Recorded data -
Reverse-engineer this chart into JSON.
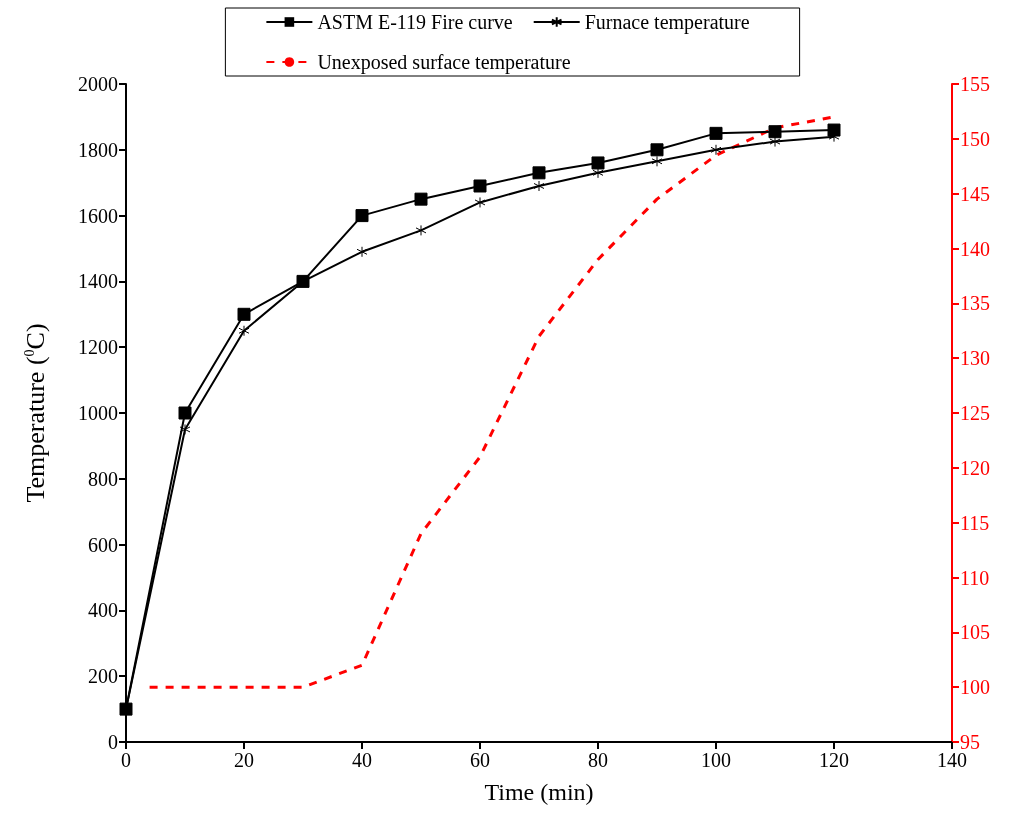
{
  "chart_data": {
    "type": "line",
    "xlabel": "Time (min)",
    "ylabel": "Temperature ($^{0}$C)",
    "x": [
      0,
      10,
      20,
      30,
      40,
      50,
      60,
      70,
      80,
      90,
      100,
      110,
      120
    ],
    "series": [
      {
        "name": "ASTM E-119 Fire curve",
        "color": "#000000",
        "marker": "square",
        "line_style": "solid",
        "values": [
          100,
          1000,
          1300,
          1400,
          1600,
          1650,
          1690,
          1730,
          1760,
          1800,
          1850,
          1855,
          1860
        ]
      },
      {
        "name": "Furnace temperature",
        "color": "#000000",
        "marker": "cross",
        "line_style": "solid",
        "values": [
          100,
          950,
          1250,
          1400,
          1490,
          1555,
          1640,
          1690,
          1730,
          1765,
          1800,
          1825,
          1840
        ]
      },
      {
        "name": "Unexposed surface temperature",
        "color": "#ff0000",
        "marker": "none",
        "line_style": "dashed",
        "axis": "y2",
        "x": [
          4,
          10,
          20,
          30,
          40,
          50,
          60,
          70,
          80,
          90,
          100,
          110,
          120
        ],
        "values": [
          100,
          100,
          100,
          100,
          102,
          114,
          121,
          132,
          139,
          144.5,
          148.5,
          151,
          152
        ]
      }
    ],
    "xlim": [
      0,
      140
    ],
    "xticks": [
      0,
      20,
      40,
      60,
      80,
      100,
      120,
      140
    ],
    "ylim": [
      0,
      2000
    ],
    "yticks": [
      0,
      200,
      400,
      600,
      800,
      1000,
      1200,
      1400,
      1600,
      1800,
      2000
    ],
    "y2lim": [
      95,
      155
    ],
    "y2ticks": [
      95,
      100,
      105,
      110,
      115,
      120,
      125,
      130,
      135,
      140,
      145,
      150,
      155
    ],
    "legend": "top",
    "grid": false
  }
}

Problem description - Omit every image. Quote each record exactly.

Task solution -
Reverse-engineer this chart into JSON.
{
  "chart_data": {
    "type": "line",
    "xlabel": "Time (min)",
    "ylabel": "Temperature ($^{0}$C)",
    "x": [
      0,
      10,
      20,
      30,
      40,
      50,
      60,
      70,
      80,
      90,
      100,
      110,
      120
    ],
    "series": [
      {
        "name": "ASTM E-119 Fire curve",
        "color": "#000000",
        "marker": "square",
        "line_style": "solid",
        "values": [
          100,
          1000,
          1300,
          1400,
          1600,
          1650,
          1690,
          1730,
          1760,
          1800,
          1850,
          1855,
          1860
        ]
      },
      {
        "name": "Furnace temperature",
        "color": "#000000",
        "marker": "cross",
        "line_style": "solid",
        "values": [
          100,
          950,
          1250,
          1400,
          1490,
          1555,
          1640,
          1690,
          1730,
          1765,
          1800,
          1825,
          1840
        ]
      },
      {
        "name": "Unexposed surface temperature",
        "color": "#ff0000",
        "marker": "none",
        "line_style": "dashed",
        "axis": "y2",
        "x": [
          4,
          10,
          20,
          30,
          40,
          50,
          60,
          70,
          80,
          90,
          100,
          110,
          120
        ],
        "values": [
          100,
          100,
          100,
          100,
          102,
          114,
          121,
          132,
          139,
          144.5,
          148.5,
          151,
          152
        ]
      }
    ],
    "xlim": [
      0,
      140
    ],
    "xticks": [
      0,
      20,
      40,
      60,
      80,
      100,
      120,
      140
    ],
    "ylim": [
      0,
      2000
    ],
    "yticks": [
      0,
      200,
      400,
      600,
      800,
      1000,
      1200,
      1400,
      1600,
      1800,
      2000
    ],
    "y2lim": [
      95,
      155
    ],
    "y2ticks": [
      95,
      100,
      105,
      110,
      115,
      120,
      125,
      130,
      135,
      140,
      145,
      150,
      155
    ],
    "legend": "top",
    "grid": false
  }
}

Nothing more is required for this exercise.